───── Record set

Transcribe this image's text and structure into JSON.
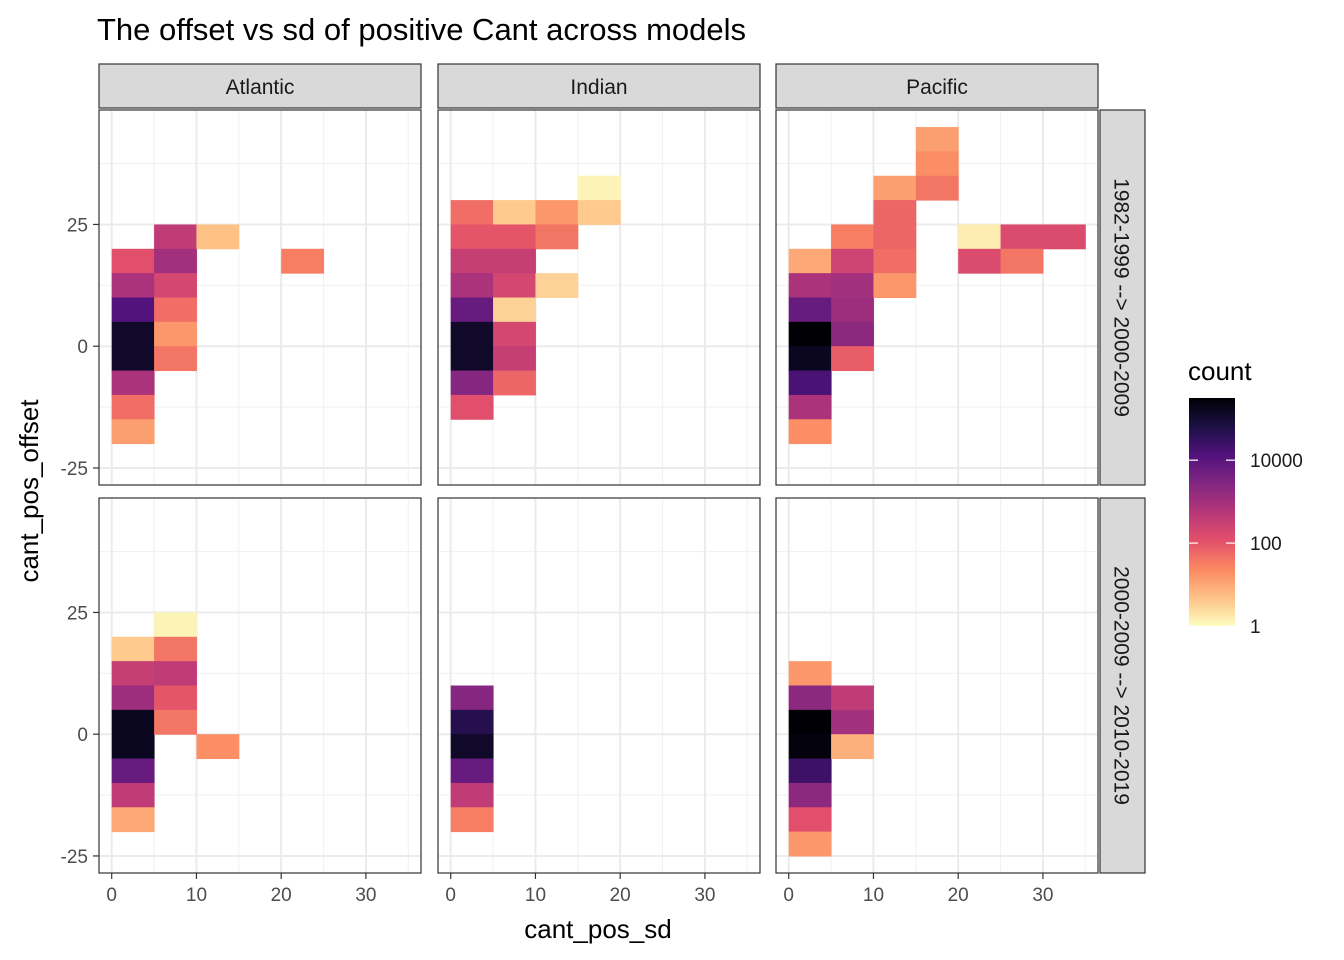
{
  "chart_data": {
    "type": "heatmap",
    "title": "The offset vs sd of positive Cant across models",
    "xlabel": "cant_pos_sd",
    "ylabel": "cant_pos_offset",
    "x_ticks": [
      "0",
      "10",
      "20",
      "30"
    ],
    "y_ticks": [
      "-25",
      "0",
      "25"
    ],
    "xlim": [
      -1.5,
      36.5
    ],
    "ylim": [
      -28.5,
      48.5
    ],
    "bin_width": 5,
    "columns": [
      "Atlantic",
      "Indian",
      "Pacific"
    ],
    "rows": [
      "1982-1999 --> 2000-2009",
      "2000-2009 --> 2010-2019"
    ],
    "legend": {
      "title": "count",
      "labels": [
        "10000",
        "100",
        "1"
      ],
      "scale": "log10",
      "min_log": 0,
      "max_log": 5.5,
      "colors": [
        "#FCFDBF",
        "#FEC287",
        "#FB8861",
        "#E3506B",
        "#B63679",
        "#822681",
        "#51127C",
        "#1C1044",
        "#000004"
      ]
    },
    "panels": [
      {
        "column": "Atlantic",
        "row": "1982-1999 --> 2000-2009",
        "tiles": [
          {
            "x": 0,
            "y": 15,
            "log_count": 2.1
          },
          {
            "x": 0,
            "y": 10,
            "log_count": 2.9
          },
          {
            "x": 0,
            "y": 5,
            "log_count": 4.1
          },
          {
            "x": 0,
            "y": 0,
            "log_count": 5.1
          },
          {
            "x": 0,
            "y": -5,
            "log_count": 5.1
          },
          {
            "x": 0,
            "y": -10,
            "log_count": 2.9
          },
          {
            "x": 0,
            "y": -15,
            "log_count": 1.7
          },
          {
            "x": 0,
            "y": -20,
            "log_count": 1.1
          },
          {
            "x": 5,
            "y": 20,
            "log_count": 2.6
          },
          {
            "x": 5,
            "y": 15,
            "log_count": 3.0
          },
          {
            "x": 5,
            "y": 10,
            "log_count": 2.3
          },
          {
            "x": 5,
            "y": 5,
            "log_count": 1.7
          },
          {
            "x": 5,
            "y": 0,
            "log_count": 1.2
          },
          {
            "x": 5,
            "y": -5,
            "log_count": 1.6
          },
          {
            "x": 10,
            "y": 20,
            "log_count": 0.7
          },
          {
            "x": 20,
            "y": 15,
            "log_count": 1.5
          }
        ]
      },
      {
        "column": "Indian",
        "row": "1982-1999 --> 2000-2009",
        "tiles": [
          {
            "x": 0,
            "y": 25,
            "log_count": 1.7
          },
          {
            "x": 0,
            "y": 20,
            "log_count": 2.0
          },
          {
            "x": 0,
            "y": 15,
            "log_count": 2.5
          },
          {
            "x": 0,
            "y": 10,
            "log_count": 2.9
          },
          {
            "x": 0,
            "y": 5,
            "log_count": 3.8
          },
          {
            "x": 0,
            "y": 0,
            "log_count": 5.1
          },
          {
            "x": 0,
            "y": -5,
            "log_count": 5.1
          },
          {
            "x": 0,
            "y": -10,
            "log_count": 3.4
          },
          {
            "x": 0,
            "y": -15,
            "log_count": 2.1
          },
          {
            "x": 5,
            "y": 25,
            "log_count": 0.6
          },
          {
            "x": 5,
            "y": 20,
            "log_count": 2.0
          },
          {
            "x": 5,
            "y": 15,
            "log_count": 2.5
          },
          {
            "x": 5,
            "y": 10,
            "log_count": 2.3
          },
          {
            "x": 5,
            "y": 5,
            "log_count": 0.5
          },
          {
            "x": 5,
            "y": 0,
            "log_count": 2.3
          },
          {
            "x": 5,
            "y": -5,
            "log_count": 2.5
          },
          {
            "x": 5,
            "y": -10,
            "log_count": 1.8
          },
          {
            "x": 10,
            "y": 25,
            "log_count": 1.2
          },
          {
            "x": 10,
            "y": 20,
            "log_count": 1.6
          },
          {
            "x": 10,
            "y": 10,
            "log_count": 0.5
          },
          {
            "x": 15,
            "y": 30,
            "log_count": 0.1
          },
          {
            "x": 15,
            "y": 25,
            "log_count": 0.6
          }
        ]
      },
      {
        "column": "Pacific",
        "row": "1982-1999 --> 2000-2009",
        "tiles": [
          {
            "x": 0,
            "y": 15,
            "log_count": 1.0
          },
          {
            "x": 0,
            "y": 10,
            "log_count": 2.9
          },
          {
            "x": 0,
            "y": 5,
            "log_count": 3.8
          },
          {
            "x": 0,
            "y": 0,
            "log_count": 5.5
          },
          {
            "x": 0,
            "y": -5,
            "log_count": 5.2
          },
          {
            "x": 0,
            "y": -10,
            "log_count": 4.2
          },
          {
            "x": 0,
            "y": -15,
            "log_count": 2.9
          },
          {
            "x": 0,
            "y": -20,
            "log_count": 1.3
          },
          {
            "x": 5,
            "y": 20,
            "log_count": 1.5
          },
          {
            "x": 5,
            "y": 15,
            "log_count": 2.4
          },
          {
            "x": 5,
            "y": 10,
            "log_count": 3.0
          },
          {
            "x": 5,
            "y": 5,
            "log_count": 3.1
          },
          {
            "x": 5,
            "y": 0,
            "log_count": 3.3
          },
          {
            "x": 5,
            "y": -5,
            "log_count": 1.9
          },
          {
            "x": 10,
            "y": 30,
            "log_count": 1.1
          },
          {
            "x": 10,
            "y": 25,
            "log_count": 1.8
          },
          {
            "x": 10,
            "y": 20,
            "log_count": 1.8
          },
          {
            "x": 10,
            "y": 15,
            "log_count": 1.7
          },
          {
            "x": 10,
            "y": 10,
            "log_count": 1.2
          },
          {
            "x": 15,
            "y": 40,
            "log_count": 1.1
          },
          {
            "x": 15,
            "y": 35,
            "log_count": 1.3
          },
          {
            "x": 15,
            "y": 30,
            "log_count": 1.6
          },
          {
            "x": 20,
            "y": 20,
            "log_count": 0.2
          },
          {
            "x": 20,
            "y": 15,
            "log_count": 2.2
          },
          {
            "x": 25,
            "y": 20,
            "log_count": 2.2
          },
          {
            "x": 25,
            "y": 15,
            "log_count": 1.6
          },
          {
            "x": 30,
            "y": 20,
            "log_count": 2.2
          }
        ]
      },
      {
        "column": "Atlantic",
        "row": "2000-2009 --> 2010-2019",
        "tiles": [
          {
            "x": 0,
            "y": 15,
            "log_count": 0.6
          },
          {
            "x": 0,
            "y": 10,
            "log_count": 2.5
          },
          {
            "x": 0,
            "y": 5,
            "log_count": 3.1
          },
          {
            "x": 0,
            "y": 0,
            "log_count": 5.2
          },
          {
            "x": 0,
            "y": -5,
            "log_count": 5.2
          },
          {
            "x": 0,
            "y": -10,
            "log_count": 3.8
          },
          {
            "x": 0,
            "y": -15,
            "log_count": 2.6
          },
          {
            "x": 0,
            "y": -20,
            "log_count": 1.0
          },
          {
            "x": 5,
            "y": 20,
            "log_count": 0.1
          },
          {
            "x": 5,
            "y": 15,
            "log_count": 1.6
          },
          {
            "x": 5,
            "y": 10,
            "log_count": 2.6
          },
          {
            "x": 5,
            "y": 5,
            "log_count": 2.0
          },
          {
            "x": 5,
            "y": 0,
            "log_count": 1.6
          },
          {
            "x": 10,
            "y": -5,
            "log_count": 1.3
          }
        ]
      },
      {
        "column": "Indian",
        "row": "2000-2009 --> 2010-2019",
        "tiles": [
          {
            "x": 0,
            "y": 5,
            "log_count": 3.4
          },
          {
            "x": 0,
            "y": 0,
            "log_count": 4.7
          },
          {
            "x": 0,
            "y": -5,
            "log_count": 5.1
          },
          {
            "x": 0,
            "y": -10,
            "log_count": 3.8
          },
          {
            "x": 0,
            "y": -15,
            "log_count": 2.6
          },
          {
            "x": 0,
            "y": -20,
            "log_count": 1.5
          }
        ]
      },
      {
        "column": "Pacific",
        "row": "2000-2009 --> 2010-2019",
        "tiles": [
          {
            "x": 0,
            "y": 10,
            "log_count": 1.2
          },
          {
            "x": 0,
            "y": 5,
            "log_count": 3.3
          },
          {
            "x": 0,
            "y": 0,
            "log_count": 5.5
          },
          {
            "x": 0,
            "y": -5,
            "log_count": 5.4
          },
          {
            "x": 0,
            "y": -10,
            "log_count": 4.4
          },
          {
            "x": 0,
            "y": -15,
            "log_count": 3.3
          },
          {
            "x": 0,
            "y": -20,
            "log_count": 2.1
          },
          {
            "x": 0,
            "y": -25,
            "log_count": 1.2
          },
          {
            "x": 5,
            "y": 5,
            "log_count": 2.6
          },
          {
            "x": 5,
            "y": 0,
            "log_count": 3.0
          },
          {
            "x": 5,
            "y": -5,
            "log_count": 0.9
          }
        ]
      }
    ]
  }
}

──────────
───── Record set

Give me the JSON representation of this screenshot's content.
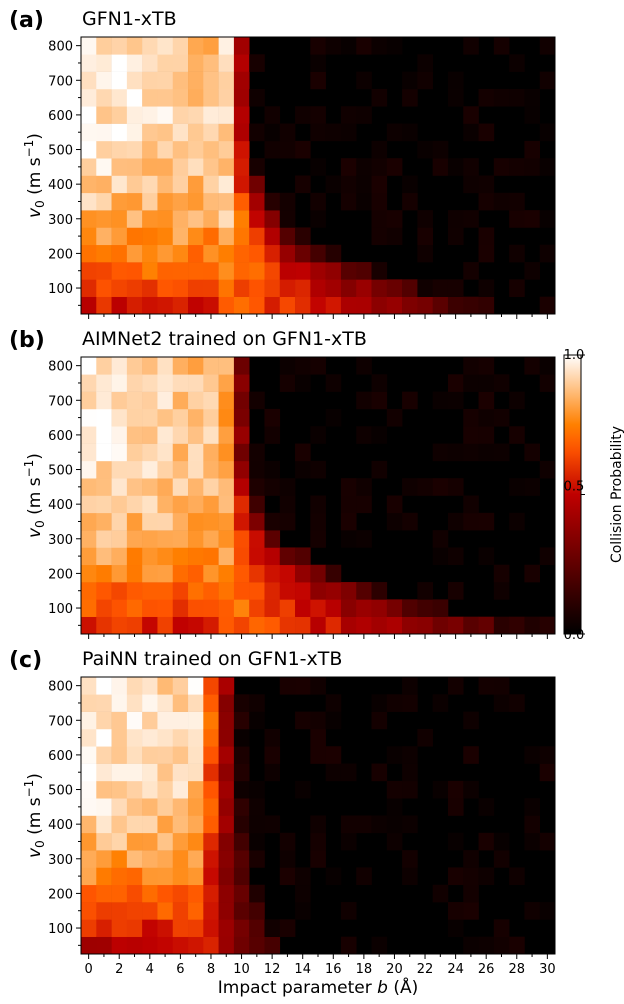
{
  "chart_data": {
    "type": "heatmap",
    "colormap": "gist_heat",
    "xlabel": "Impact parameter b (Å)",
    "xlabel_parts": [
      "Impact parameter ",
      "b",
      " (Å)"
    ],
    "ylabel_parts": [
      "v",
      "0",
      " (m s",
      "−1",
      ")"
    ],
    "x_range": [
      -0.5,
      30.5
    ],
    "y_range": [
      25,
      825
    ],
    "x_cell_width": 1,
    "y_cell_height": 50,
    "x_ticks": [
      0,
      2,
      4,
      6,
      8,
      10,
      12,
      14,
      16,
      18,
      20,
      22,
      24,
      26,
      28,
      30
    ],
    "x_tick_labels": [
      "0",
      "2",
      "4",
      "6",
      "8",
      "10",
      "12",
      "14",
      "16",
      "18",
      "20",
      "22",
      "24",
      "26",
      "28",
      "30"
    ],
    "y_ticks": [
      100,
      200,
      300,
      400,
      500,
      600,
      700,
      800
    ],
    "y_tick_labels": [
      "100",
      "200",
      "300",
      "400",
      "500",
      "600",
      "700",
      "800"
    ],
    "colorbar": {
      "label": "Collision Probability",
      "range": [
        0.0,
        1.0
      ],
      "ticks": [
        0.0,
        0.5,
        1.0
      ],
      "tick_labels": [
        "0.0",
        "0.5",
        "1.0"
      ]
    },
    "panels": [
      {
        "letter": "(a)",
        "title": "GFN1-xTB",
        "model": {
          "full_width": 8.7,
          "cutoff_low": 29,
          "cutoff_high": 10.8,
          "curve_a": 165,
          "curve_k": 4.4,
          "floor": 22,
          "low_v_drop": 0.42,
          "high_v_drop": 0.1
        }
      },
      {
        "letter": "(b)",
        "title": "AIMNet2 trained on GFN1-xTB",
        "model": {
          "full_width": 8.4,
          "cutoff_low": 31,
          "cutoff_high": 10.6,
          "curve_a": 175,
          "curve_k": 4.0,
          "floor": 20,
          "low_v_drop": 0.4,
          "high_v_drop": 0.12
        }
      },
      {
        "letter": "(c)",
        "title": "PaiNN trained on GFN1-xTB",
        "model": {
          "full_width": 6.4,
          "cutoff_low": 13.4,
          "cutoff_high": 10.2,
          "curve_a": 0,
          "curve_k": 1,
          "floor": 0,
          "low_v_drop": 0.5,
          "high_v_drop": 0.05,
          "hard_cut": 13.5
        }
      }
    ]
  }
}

──────────

Take every line from the records above that has the word "title" and copy it.

▶ **Task output**:
    "title": "The offset vs sd of positive Cant across models",
      "title": "count",
        "title": "GFN1-xTB",
        "title": "AIMNet2 trained on GFN1-xTB",
        "title": "PaiNN trained on GFN1-xTB",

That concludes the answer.